Exercise brief:
Scan the entries below for the word "color". Copy each line that has it.

Start of Recorded information

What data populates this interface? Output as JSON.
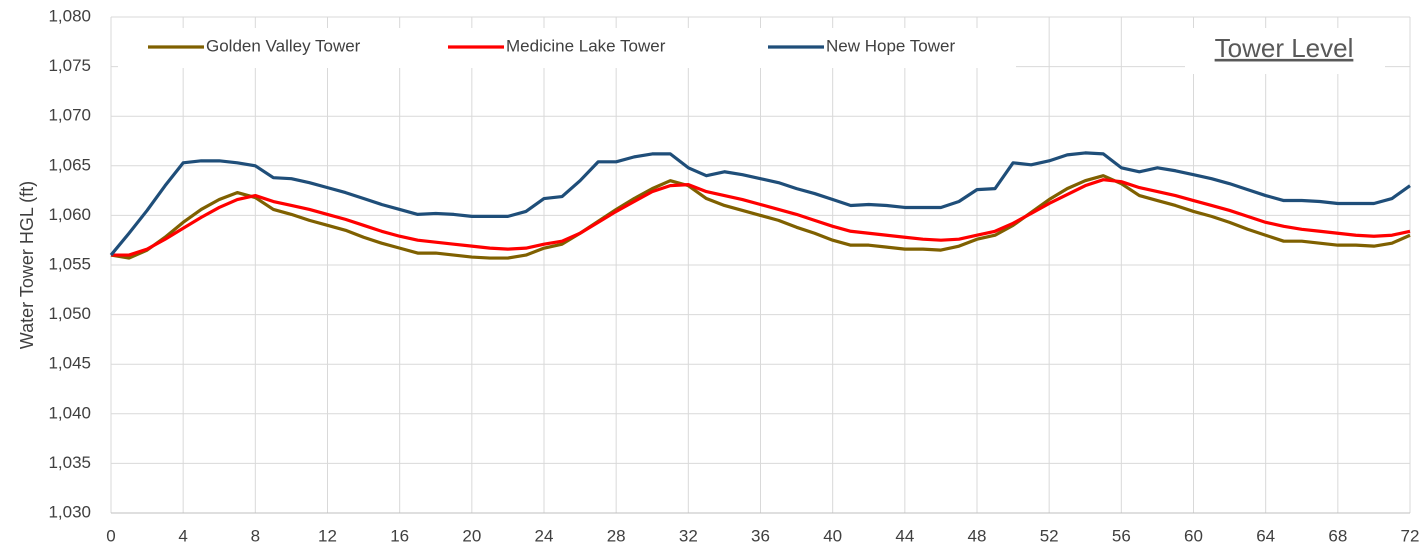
{
  "chart_data": {
    "type": "line",
    "title": "Tower Level",
    "y_label": "Water Tower HGL (ft)",
    "x": [
      0,
      1,
      2,
      3,
      4,
      5,
      6,
      7,
      8,
      9,
      10,
      11,
      12,
      13,
      14,
      15,
      16,
      17,
      18,
      19,
      20,
      21,
      22,
      23,
      24,
      25,
      26,
      27,
      28,
      29,
      30,
      31,
      32,
      33,
      34,
      35,
      36,
      37,
      38,
      39,
      40,
      41,
      42,
      43,
      44,
      45,
      46,
      47,
      48,
      49,
      50,
      51,
      52,
      53,
      54,
      55,
      56,
      57,
      58,
      59,
      60,
      61,
      62,
      63,
      64,
      65,
      66,
      67,
      68,
      69,
      70,
      71,
      72
    ],
    "series": [
      {
        "name": "Golden Valley Tower",
        "color": "#7f6000",
        "values": [
          1056,
          1055.7,
          1056.5,
          1057.8,
          1059.3,
          1060.6,
          1061.6,
          1062.3,
          1061.8,
          1060.6,
          1060.1,
          1059.5,
          1059,
          1058.5,
          1057.8,
          1057.2,
          1056.7,
          1056.2,
          1056.2,
          1056,
          1055.8,
          1055.7,
          1055.7,
          1056,
          1056.7,
          1057.1,
          1058.2,
          1059.4,
          1060.6,
          1061.7,
          1062.7,
          1063.5,
          1063,
          1061.7,
          1061,
          1060.5,
          1060,
          1059.5,
          1058.8,
          1058.2,
          1057.5,
          1057,
          1057,
          1056.8,
          1056.6,
          1056.6,
          1056.5,
          1056.9,
          1057.6,
          1058,
          1059,
          1060.3,
          1061.6,
          1062.7,
          1063.5,
          1064,
          1063.2,
          1062,
          1061.5,
          1061,
          1060.4,
          1059.9,
          1059.3,
          1058.6,
          1058,
          1057.4,
          1057.4,
          1057.2,
          1057,
          1057,
          1056.9,
          1057.2,
          1058
        ]
      },
      {
        "name": "Medicine Lake Tower",
        "color": "#ff0000",
        "values": [
          1056,
          1056,
          1056.6,
          1057.6,
          1058.7,
          1059.8,
          1060.8,
          1061.6,
          1062,
          1061.4,
          1061,
          1060.6,
          1060.1,
          1059.6,
          1059,
          1058.4,
          1057.9,
          1057.5,
          1057.3,
          1057.1,
          1056.9,
          1056.7,
          1056.6,
          1056.7,
          1057.1,
          1057.4,
          1058.2,
          1059.3,
          1060.4,
          1061.4,
          1062.4,
          1063,
          1063.1,
          1062.4,
          1062,
          1061.6,
          1061.1,
          1060.6,
          1060.1,
          1059.5,
          1058.9,
          1058.4,
          1058.2,
          1058,
          1057.8,
          1057.6,
          1057.5,
          1057.6,
          1058,
          1058.4,
          1059.2,
          1060.2,
          1061.2,
          1062.1,
          1063,
          1063.6,
          1063.4,
          1062.8,
          1062.4,
          1062,
          1061.5,
          1061,
          1060.5,
          1059.9,
          1059.3,
          1058.9,
          1058.6,
          1058.4,
          1058.2,
          1058,
          1057.9,
          1058,
          1058.4
        ]
      },
      {
        "name": "New Hope Tower",
        "color": "#1f4e79",
        "values": [
          1056,
          1058.2,
          1060.5,
          1063,
          1065.3,
          1065.5,
          1065.5,
          1065.3,
          1065,
          1063.8,
          1063.7,
          1063.3,
          1062.8,
          1062.3,
          1061.7,
          1061.1,
          1060.6,
          1060.1,
          1060.2,
          1060.1,
          1059.9,
          1059.9,
          1059.9,
          1060.4,
          1061.7,
          1061.9,
          1063.5,
          1065.4,
          1065.4,
          1065.9,
          1066.2,
          1066.2,
          1064.8,
          1064,
          1064.4,
          1064.1,
          1063.7,
          1063.3,
          1062.7,
          1062.2,
          1061.6,
          1061,
          1061.1,
          1061,
          1060.8,
          1060.8,
          1060.8,
          1061.4,
          1062.6,
          1062.7,
          1065.3,
          1065.1,
          1065.5,
          1066.1,
          1066.3,
          1066.2,
          1064.8,
          1064.4,
          1064.8,
          1064.5,
          1064.1,
          1063.7,
          1063.2,
          1062.6,
          1062,
          1061.5,
          1061.5,
          1061.4,
          1061.2,
          1061.2,
          1061.2,
          1061.7,
          1063
        ]
      }
    ],
    "xlim": [
      0,
      72
    ],
    "xticks": [
      0,
      4,
      8,
      12,
      16,
      20,
      24,
      28,
      32,
      36,
      40,
      44,
      48,
      52,
      56,
      60,
      64,
      68,
      72
    ],
    "ylim": [
      1030,
      1080
    ],
    "yticks": [
      {
        "value": 1030,
        "label": "1,030"
      },
      {
        "value": 1035,
        "label": "1,035"
      },
      {
        "value": 1040,
        "label": "1,040"
      },
      {
        "value": 1045,
        "label": "1,045"
      },
      {
        "value": 1050,
        "label": "1,050"
      },
      {
        "value": 1055,
        "label": "1,055"
      },
      {
        "value": 1060,
        "label": "1,060"
      },
      {
        "value": 1065,
        "label": "1,065"
      },
      {
        "value": 1070,
        "label": "1,070"
      },
      {
        "value": 1075,
        "label": "1,075"
      },
      {
        "value": 1080,
        "label": "1,080"
      }
    ],
    "grid": true,
    "legend": "top"
  }
}
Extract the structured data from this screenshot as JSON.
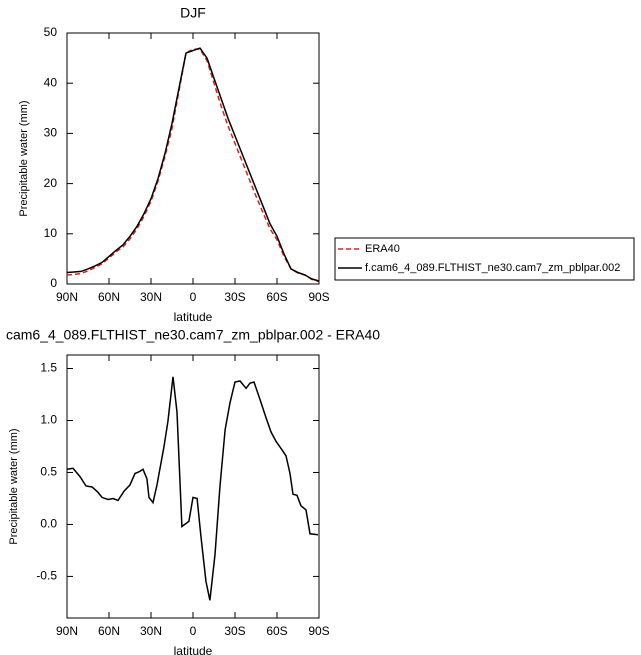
{
  "chart_data": [
    {
      "type": "line",
      "title": "DJF",
      "xlabel": "latitude",
      "ylabel": "Precipitable water (mm)",
      "x": [
        90,
        85,
        80,
        75,
        70,
        65,
        60,
        55,
        50,
        45,
        40,
        35,
        30,
        25,
        20,
        15,
        10,
        5,
        0,
        -5,
        -10,
        -15,
        -20,
        -25,
        -30,
        -35,
        -40,
        -45,
        -50,
        -55,
        -60,
        -65,
        -70,
        -75,
        -80,
        -85,
        -90
      ],
      "series": [
        {
          "name": "ERA40",
          "color": "#e0201b",
          "line_style": "dashed",
          "values": [
            1.8,
            1.9,
            2.1,
            2.6,
            3.3,
            4.0,
            5.2,
            6.4,
            7.4,
            9.0,
            11.0,
            13.5,
            16.5,
            20.5,
            25.5,
            31,
            38.5,
            46,
            46.8,
            46.8,
            44.5,
            40,
            35.5,
            31.5,
            28,
            24.5,
            21,
            17.5,
            14.2,
            11,
            8.8,
            5.5,
            3,
            2.2,
            1.8,
            0.9,
            0.5
          ]
        },
        {
          "name": "f.cam6_4_089.FLTHIST_ne30.cam7_zm_pblpar.002",
          "color": "#000000",
          "line_style": "solid",
          "values": [
            2.3,
            2.4,
            2.5,
            3.0,
            3.6,
            4.3,
            5.5,
            6.7,
            7.8,
            9.5,
            11.5,
            14,
            17,
            21,
            26,
            32,
            39,
            46,
            46.5,
            47,
            45,
            41,
            37,
            33,
            29.5,
            26,
            22.5,
            19,
            15.5,
            12,
            9.5,
            6,
            3,
            2.3,
            1.8,
            1.0,
            0.6
          ]
        }
      ],
      "xlim": [
        90,
        -90
      ],
      "xticks": [
        {
          "value": 90,
          "label": "90N"
        },
        {
          "value": 60,
          "label": "60N"
        },
        {
          "value": 30,
          "label": "30N"
        },
        0,
        {
          "value": -30,
          "label": "30S"
        },
        {
          "value": -60,
          "label": "60S"
        },
        {
          "value": -90,
          "label": "90S"
        }
      ],
      "ylim": [
        0,
        50
      ],
      "yticks": [
        0,
        10,
        20,
        30,
        40,
        50
      ],
      "legend": "right"
    },
    {
      "type": "line",
      "title": "cam6_4_089.FLTHIST_ne30.cam7_zm_pblpar.002 - ERA40",
      "xlabel": "latitude",
      "ylabel": "Precipitable water (mm)",
      "x": [
        90,
        85.7,
        80.7,
        76.4,
        72.1,
        67.9,
        65,
        60.7,
        57,
        53.6,
        49.3,
        45,
        41.4,
        37.9,
        35.7,
        32.9,
        31.4,
        28.6,
        25.7,
        20.7,
        17.9,
        14.3,
        11.4,
        7.9,
        2.9,
        0,
        -2.9,
        -5.7,
        -9.3,
        -12.1,
        -15.7,
        -19.3,
        -22.9,
        -26.4,
        -30,
        -33.6,
        -37.9,
        -40.7,
        -43.6,
        -47.9,
        -52.1,
        -55.7,
        -59.3,
        -62.9,
        -66.4,
        -69.3,
        -71.4,
        -74.3,
        -77.1,
        -80.7,
        -83.6,
        -89.3
      ],
      "values": [
        0.53,
        0.54,
        0.46,
        0.37,
        0.36,
        0.31,
        0.26,
        0.24,
        0.25,
        0.23,
        0.32,
        0.38,
        0.49,
        0.51,
        0.53,
        0.44,
        0.26,
        0.21,
        0.38,
        0.75,
        0.99,
        1.42,
        1.08,
        -0.02,
        0.03,
        0.26,
        0.25,
        -0.12,
        -0.55,
        -0.73,
        -0.29,
        0.37,
        0.91,
        1.17,
        1.37,
        1.38,
        1.31,
        1.36,
        1.37,
        1.2,
        1.03,
        0.89,
        0.8,
        0.73,
        0.66,
        0.49,
        0.29,
        0.28,
        0.18,
        0.14,
        -0.09,
        -0.1
      ],
      "color": "#000000",
      "xlim": [
        90,
        -90
      ],
      "xticks": [
        {
          "value": 90,
          "label": "90N"
        },
        {
          "value": 60,
          "label": "60N"
        },
        {
          "value": 30,
          "label": "30N"
        },
        0,
        {
          "value": -30,
          "label": "30S"
        },
        {
          "value": -60,
          "label": "60S"
        },
        {
          "value": -90,
          "label": "90S"
        }
      ],
      "ylim": [
        -0.9,
        1.63
      ],
      "yticks": [
        -0.5,
        {
          "value": 0,
          "label": "0.0"
        },
        0.5,
        {
          "value": 1,
          "label": "1.0"
        },
        1.5
      ]
    }
  ]
}
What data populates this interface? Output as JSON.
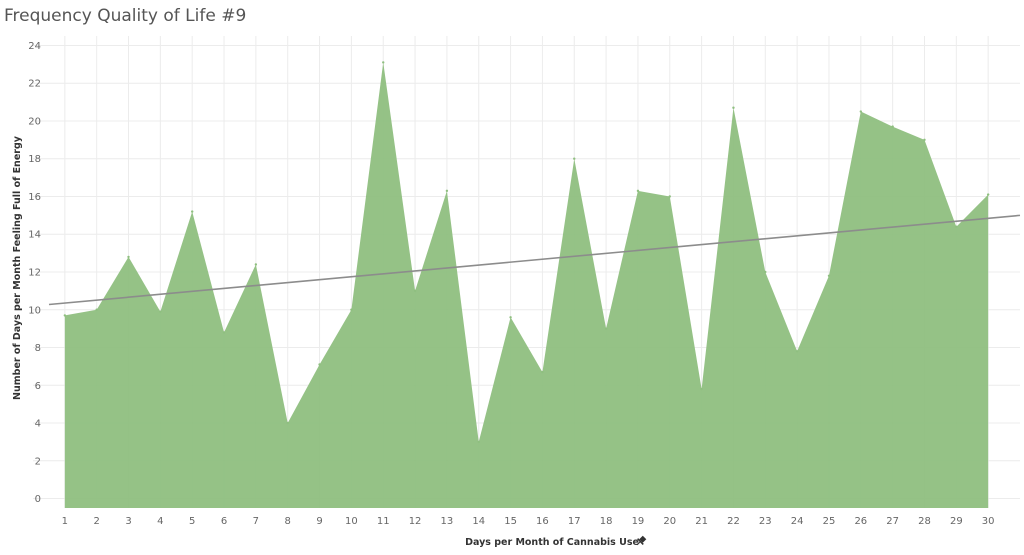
{
  "chart_data": {
    "type": "area",
    "title": "Frequency Quality of Life #9",
    "xlabel": "Days per Month of Cannabis Use",
    "ylabel": "Number of Days per Month Feeling Full of Energy",
    "x": [
      1,
      2,
      3,
      4,
      5,
      6,
      7,
      8,
      9,
      10,
      11,
      12,
      13,
      14,
      15,
      16,
      17,
      18,
      19,
      20,
      21,
      22,
      23,
      24,
      25,
      26,
      27,
      28,
      29,
      30
    ],
    "series": [
      {
        "values": [
          9.7,
          10.0,
          12.8,
          9.9,
          15.2,
          8.8,
          12.4,
          4.0,
          7.1,
          10.0,
          23.1,
          11.0,
          16.3,
          3.0,
          9.6,
          6.7,
          18.0,
          9.0,
          16.3,
          16.0,
          5.8,
          20.7,
          12.0,
          7.8,
          11.8,
          20.5,
          19.7,
          19.0,
          14.4,
          16.1
        ],
        "color": "#8fbf80"
      }
    ],
    "trend_line": {
      "start": [
        0,
        10.2
      ],
      "end": [
        31,
        15.0
      ],
      "color": "#8c8c8c"
    },
    "xticks": [
      1,
      2,
      3,
      4,
      5,
      6,
      7,
      8,
      9,
      10,
      11,
      12,
      13,
      14,
      15,
      16,
      17,
      18,
      19,
      20,
      21,
      22,
      23,
      24,
      25,
      26,
      27,
      28,
      29,
      30
    ],
    "yticks": [
      0,
      2,
      4,
      6,
      8,
      10,
      12,
      14,
      16,
      18,
      20,
      22,
      24
    ],
    "xlim": [
      0,
      31
    ],
    "ylim": [
      -0.5,
      24.5
    ],
    "grid": true,
    "legend": "none"
  },
  "axis_pin_icon": "pin-icon"
}
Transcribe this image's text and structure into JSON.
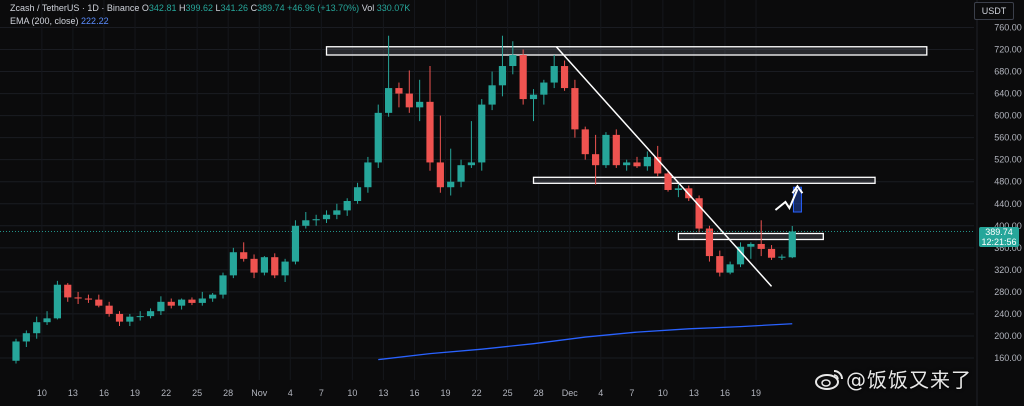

End of Recorded information

Answer for the task:
        "color": "#7f6000",
        "color": "#ff0000",
        "color": "#1f4e79",
          "color": "#e0201b",
          "color": "#000000",
      "color": "#000000",
        "color": "#8fbf80"
      "color": "#8c8c8c"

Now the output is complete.